Transcribe without any change the stretch of the data that begins with the line containing "histogram-bar bbox=[732, 799, 806, 1131]" and ends with the line containing "y-tick-labels: 0 500", including both of those lines.

** START OF MATERIAL FOR THIS EXERCISE **

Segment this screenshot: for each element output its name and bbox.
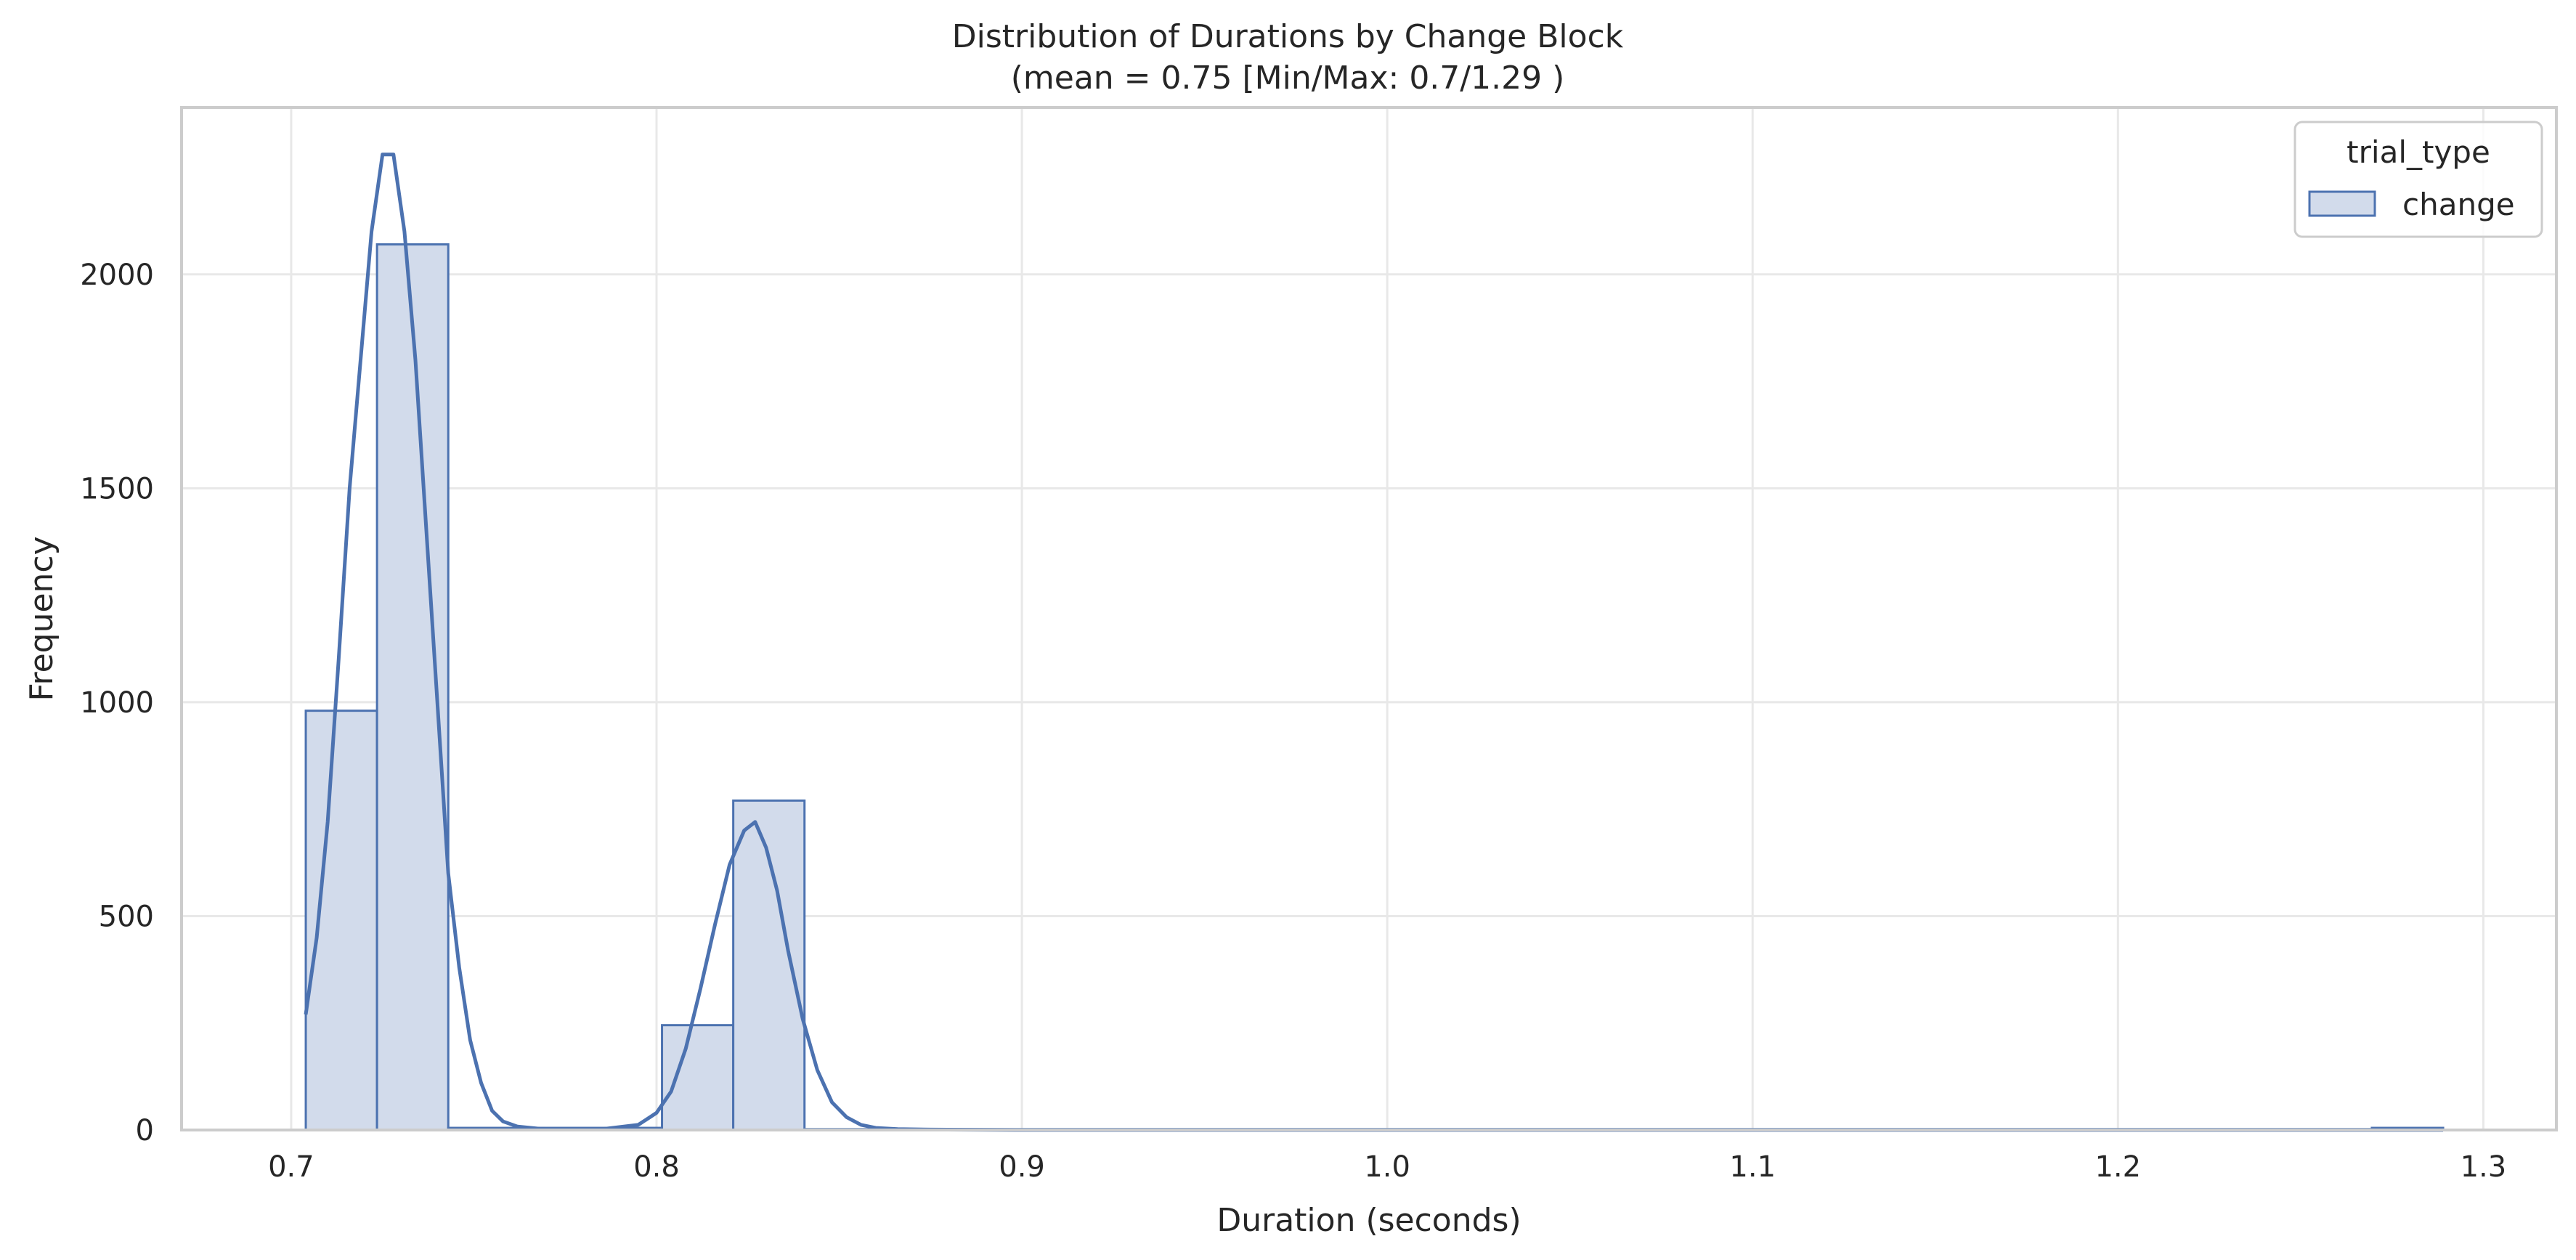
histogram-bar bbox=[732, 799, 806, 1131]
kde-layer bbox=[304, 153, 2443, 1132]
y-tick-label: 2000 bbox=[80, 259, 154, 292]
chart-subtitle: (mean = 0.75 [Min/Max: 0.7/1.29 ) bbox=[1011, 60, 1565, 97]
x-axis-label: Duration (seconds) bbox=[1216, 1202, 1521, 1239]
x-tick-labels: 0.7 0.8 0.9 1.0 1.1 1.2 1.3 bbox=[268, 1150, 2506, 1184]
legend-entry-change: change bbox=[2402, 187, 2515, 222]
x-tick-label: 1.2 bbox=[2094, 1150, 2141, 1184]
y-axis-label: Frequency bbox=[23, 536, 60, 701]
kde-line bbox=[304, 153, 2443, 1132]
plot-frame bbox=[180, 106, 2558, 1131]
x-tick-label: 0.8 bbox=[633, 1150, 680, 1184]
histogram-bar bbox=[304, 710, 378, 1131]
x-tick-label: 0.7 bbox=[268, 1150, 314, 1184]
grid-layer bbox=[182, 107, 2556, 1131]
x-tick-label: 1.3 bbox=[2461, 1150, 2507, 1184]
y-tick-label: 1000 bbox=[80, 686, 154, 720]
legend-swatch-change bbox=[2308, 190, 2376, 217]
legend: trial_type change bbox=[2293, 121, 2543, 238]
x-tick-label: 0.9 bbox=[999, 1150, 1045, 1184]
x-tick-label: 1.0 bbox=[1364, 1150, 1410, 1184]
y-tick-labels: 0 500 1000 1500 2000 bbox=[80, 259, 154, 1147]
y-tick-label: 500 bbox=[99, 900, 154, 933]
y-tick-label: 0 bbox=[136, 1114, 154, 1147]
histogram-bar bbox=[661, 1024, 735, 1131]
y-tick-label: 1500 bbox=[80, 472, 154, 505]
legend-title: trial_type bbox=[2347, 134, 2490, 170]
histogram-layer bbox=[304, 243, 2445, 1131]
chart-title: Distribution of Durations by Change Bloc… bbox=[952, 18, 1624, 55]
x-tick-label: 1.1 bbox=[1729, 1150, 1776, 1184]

** END OF MATERIAL FOR THIS EXERCISE **

> **EXERCISE RESPONSE**
histogram-bar bbox=[732, 799, 806, 1131]
kde-layer bbox=[304, 153, 2443, 1132]
y-tick-label: 2000 bbox=[80, 259, 154, 292]
chart-subtitle: (mean = 0.75 [Min/Max: 0.7/1.29 ) bbox=[1011, 60, 1565, 97]
x-axis-label: Duration (seconds) bbox=[1216, 1202, 1521, 1239]
x-tick-labels: 0.7 0.8 0.9 1.0 1.1 1.2 1.3 bbox=[268, 1150, 2506, 1184]
legend-entry-change: change bbox=[2402, 187, 2515, 222]
x-tick-label: 1.2 bbox=[2094, 1150, 2141, 1184]
y-axis-label: Frequency bbox=[23, 536, 60, 701]
kde-line bbox=[304, 153, 2443, 1132]
plot-frame bbox=[180, 106, 2558, 1131]
x-tick-label: 0.8 bbox=[633, 1150, 680, 1184]
histogram-bar bbox=[304, 710, 378, 1131]
x-tick-label: 0.7 bbox=[268, 1150, 314, 1184]
grid-layer bbox=[182, 107, 2556, 1131]
x-tick-label: 1.3 bbox=[2461, 1150, 2507, 1184]
y-tick-label: 1000 bbox=[80, 686, 154, 720]
legend-swatch-change bbox=[2308, 190, 2376, 217]
legend: trial_type change bbox=[2293, 121, 2543, 238]
x-tick-label: 0.9 bbox=[999, 1150, 1045, 1184]
x-tick-label: 1.0 bbox=[1364, 1150, 1410, 1184]
y-tick-labels: 0 500 1000 1500 2000 bbox=[80, 259, 154, 1147]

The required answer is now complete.